Do this: Can you give the listing below again with every "search-icon" replaced by "magnifier-icon" and nothing else changed?

Data provided:

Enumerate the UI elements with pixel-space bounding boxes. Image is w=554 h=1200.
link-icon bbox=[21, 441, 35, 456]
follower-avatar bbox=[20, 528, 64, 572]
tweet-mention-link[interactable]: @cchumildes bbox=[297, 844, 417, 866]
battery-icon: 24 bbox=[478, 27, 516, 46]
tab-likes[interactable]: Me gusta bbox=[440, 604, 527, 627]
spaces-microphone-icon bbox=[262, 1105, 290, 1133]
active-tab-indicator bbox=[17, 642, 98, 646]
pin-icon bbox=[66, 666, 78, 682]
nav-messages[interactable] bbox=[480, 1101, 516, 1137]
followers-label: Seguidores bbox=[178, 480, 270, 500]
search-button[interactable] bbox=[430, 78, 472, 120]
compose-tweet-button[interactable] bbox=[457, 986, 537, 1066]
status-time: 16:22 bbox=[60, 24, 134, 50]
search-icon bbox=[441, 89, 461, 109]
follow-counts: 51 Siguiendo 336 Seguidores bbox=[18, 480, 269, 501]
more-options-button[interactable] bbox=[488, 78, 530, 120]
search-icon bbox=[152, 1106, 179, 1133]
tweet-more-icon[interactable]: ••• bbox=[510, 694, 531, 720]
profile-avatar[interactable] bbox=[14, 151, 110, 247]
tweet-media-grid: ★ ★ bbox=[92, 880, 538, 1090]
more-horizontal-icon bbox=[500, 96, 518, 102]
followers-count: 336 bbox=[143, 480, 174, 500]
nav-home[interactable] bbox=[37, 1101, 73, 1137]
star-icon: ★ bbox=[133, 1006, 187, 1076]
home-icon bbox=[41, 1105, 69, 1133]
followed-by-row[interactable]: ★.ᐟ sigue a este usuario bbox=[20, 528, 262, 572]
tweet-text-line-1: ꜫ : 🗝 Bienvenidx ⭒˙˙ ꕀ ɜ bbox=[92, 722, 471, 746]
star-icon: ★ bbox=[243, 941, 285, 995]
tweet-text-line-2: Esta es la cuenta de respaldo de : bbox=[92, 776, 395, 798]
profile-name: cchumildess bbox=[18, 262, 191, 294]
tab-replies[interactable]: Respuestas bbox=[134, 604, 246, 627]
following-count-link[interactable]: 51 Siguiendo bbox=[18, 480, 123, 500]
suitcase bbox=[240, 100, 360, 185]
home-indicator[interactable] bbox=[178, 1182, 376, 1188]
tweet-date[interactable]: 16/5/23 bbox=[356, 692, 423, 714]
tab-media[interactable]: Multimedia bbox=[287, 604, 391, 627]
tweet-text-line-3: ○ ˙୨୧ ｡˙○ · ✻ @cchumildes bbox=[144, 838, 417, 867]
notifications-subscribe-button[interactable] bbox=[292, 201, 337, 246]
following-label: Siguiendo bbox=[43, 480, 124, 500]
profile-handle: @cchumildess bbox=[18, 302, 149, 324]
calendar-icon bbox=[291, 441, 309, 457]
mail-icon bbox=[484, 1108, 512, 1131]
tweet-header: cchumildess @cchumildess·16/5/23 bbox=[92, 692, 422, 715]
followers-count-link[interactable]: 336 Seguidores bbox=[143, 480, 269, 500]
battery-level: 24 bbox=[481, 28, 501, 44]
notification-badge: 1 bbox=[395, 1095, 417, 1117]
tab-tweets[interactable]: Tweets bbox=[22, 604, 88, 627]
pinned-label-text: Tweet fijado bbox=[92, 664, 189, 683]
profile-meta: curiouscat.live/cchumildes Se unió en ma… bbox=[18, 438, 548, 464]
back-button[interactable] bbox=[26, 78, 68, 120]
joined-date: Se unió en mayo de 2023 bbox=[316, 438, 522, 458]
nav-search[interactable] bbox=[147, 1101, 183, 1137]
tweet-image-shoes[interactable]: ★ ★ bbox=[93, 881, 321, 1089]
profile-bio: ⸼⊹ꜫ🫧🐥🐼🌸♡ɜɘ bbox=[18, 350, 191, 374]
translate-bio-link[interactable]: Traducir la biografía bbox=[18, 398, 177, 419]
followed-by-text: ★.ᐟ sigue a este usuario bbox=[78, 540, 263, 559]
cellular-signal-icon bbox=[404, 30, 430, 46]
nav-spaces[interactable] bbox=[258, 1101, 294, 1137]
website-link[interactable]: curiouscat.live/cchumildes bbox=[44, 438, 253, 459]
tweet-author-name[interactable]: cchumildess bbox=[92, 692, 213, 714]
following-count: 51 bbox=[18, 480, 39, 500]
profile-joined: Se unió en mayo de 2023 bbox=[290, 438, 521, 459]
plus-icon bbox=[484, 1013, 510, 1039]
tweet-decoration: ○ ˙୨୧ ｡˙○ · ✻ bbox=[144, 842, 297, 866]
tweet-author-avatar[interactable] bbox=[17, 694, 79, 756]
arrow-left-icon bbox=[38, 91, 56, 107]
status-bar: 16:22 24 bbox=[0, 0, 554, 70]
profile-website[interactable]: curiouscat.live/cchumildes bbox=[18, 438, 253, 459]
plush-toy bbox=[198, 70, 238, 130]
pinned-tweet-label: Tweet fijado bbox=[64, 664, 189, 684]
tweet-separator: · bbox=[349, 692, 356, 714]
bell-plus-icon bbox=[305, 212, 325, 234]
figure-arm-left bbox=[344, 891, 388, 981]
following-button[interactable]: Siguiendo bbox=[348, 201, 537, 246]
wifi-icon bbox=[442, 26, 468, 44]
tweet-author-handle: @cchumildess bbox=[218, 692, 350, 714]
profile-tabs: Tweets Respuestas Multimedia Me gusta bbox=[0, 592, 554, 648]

Exercise solution:
Enumerate the UI elements with pixel-space bounding boxes. Image is w=554 h=1200.
link-icon bbox=[21, 441, 35, 456]
follower-avatar bbox=[20, 528, 64, 572]
tweet-mention-link[interactable]: @cchumildes bbox=[297, 844, 417, 866]
battery-icon: 24 bbox=[478, 27, 516, 46]
tab-likes[interactable]: Me gusta bbox=[440, 604, 527, 627]
spaces-microphone-icon bbox=[262, 1105, 290, 1133]
active-tab-indicator bbox=[17, 642, 98, 646]
pin-icon bbox=[66, 666, 78, 682]
nav-messages[interactable] bbox=[480, 1101, 516, 1137]
followers-label: Seguidores bbox=[178, 480, 270, 500]
search-button[interactable] bbox=[430, 78, 472, 120]
compose-tweet-button[interactable] bbox=[457, 986, 537, 1066]
status-time: 16:22 bbox=[60, 24, 134, 50]
magnifier-icon bbox=[441, 89, 461, 109]
follow-counts: 51 Siguiendo 336 Seguidores bbox=[18, 480, 269, 501]
more-options-button[interactable] bbox=[488, 78, 530, 120]
magnifier-icon bbox=[152, 1106, 179, 1133]
tweet-more-icon[interactable]: ••• bbox=[510, 694, 531, 720]
profile-avatar[interactable] bbox=[14, 151, 110, 247]
tweet-media-grid: ★ ★ bbox=[92, 880, 538, 1090]
more-horizontal-icon bbox=[500, 96, 518, 102]
followers-count: 336 bbox=[143, 480, 174, 500]
nav-home[interactable] bbox=[37, 1101, 73, 1137]
star-icon: ★ bbox=[133, 1006, 187, 1076]
home-icon bbox=[41, 1105, 69, 1133]
followed-by-row[interactable]: ★.ᐟ sigue a este usuario bbox=[20, 528, 262, 572]
tweet-text-line-1: ꜫ : 🗝 Bienvenidx ⭒˙˙ ꕀ ɜ bbox=[92, 722, 471, 746]
star-icon: ★ bbox=[243, 941, 285, 995]
tweet-text-line-2: Esta es la cuenta de respaldo de : bbox=[92, 776, 395, 798]
profile-name: cchumildess bbox=[18, 262, 191, 294]
tab-replies[interactable]: Respuestas bbox=[134, 604, 246, 627]
following-count-link[interactable]: 51 Siguiendo bbox=[18, 480, 123, 500]
suitcase bbox=[240, 100, 360, 185]
home-indicator[interactable] bbox=[178, 1182, 376, 1188]
tweet-date[interactable]: 16/5/23 bbox=[356, 692, 423, 714]
tab-media[interactable]: Multimedia bbox=[287, 604, 391, 627]
tweet-text-line-3: ○ ˙୨୧ ｡˙○ · ✻ @cchumildes bbox=[144, 838, 417, 867]
notifications-subscribe-button[interactable] bbox=[292, 201, 337, 246]
following-label: Siguiendo bbox=[43, 480, 124, 500]
profile-handle: @cchumildess bbox=[18, 302, 149, 324]
calendar-icon bbox=[291, 441, 309, 457]
mail-icon bbox=[484, 1108, 512, 1131]
tweet-header: cchumildess @cchumildess·16/5/23 bbox=[92, 692, 422, 715]
followers-count-link[interactable]: 336 Seguidores bbox=[143, 480, 269, 500]
battery-level: 24 bbox=[481, 28, 501, 44]
notification-badge: 1 bbox=[395, 1095, 417, 1117]
tab-tweets[interactable]: Tweets bbox=[22, 604, 88, 627]
pinned-label-text: Tweet fijado bbox=[92, 664, 189, 683]
profile-meta: curiouscat.live/cchumildes Se unió en ma… bbox=[18, 438, 548, 464]
back-button[interactable] bbox=[26, 78, 68, 120]
joined-date: Se unió en mayo de 2023 bbox=[316, 438, 522, 458]
nav-search[interactable] bbox=[147, 1101, 183, 1137]
tweet-image-shoes[interactable]: ★ ★ bbox=[93, 881, 321, 1089]
profile-bio: ⸼⊹ꜫ🫧🐥🐼🌸♡ɜɘ bbox=[18, 350, 191, 374]
translate-bio-link[interactable]: Traducir la biografía bbox=[18, 398, 177, 419]
followed-by-text: ★.ᐟ sigue a este usuario bbox=[78, 540, 263, 559]
cellular-signal-icon bbox=[404, 30, 430, 46]
nav-spaces[interactable] bbox=[258, 1101, 294, 1137]
website-link[interactable]: curiouscat.live/cchumildes bbox=[44, 438, 253, 459]
tweet-author-name[interactable]: cchumildess bbox=[92, 692, 213, 714]
following-count: 51 bbox=[18, 480, 39, 500]
profile-joined: Se unió en mayo de 2023 bbox=[290, 438, 521, 459]
plus-icon bbox=[484, 1013, 510, 1039]
tweet-decoration: ○ ˙୨୧ ｡˙○ · ✻ bbox=[144, 842, 297, 866]
tweet-author-avatar[interactable] bbox=[17, 694, 79, 756]
arrow-left-icon bbox=[38, 91, 56, 107]
status-bar: 16:22 24 bbox=[0, 0, 554, 70]
profile-website[interactable]: curiouscat.live/cchumildes bbox=[18, 438, 253, 459]
plush-toy bbox=[198, 70, 238, 130]
pinned-tweet-label: Tweet fijado bbox=[64, 664, 189, 684]
tweet-separator: · bbox=[349, 692, 356, 714]
bell-plus-icon bbox=[305, 212, 325, 234]
figure-arm-left bbox=[344, 891, 388, 981]
following-button[interactable]: Siguiendo bbox=[348, 201, 537, 246]
wifi-icon bbox=[442, 26, 468, 44]
tweet-author-handle: @cchumildess bbox=[218, 692, 350, 714]
profile-tabs: Tweets Respuestas Multimedia Me gusta bbox=[0, 592, 554, 648]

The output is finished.